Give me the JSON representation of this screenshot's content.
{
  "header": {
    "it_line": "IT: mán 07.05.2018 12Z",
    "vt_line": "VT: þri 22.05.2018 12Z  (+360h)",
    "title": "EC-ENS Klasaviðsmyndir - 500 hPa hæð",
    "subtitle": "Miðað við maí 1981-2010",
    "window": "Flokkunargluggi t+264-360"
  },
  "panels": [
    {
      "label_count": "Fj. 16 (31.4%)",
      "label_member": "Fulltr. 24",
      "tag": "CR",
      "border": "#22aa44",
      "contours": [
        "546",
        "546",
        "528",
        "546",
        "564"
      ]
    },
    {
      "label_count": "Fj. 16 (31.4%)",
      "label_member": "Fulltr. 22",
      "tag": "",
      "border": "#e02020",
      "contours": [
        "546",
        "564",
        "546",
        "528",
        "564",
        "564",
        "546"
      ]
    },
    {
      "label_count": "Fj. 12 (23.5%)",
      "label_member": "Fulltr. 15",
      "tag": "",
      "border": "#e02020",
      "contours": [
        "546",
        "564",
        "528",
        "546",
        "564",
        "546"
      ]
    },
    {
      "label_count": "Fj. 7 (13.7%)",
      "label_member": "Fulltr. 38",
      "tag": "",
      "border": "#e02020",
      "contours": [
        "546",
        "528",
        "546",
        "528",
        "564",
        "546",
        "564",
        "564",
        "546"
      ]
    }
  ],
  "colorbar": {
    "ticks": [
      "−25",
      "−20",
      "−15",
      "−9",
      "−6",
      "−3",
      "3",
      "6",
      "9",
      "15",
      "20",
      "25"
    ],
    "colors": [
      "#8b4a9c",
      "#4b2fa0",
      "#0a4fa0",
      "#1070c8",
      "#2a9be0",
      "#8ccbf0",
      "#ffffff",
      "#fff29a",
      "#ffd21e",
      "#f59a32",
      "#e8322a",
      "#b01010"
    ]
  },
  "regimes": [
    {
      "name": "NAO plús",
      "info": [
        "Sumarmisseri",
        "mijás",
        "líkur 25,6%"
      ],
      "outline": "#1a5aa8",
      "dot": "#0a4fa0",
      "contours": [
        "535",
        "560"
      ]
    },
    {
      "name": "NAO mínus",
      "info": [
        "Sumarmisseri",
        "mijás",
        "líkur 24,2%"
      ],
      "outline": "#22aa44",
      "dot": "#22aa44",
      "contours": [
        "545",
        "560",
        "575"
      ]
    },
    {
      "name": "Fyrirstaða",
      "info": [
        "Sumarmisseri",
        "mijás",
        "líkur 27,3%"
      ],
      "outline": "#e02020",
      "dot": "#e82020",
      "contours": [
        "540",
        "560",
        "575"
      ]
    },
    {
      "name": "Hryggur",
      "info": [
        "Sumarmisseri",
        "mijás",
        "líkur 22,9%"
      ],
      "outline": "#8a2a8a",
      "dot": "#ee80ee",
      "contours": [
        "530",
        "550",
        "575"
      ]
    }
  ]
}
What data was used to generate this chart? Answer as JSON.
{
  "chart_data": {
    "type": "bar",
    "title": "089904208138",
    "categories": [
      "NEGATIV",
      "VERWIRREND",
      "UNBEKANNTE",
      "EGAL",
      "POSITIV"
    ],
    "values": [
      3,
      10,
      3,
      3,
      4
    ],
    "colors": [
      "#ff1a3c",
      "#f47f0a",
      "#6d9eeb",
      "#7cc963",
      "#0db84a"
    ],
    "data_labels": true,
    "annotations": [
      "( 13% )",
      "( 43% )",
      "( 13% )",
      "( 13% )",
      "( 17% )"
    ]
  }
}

◆ What needs to be done ◆
Collect, from the material above, every line containing the word "outline".

◆ Response for this exercise ◆
      "outline": "#1a5aa8",
      "outline": "#22aa44",
      "outline": "#e02020",
      "outline": "#8a2a8a",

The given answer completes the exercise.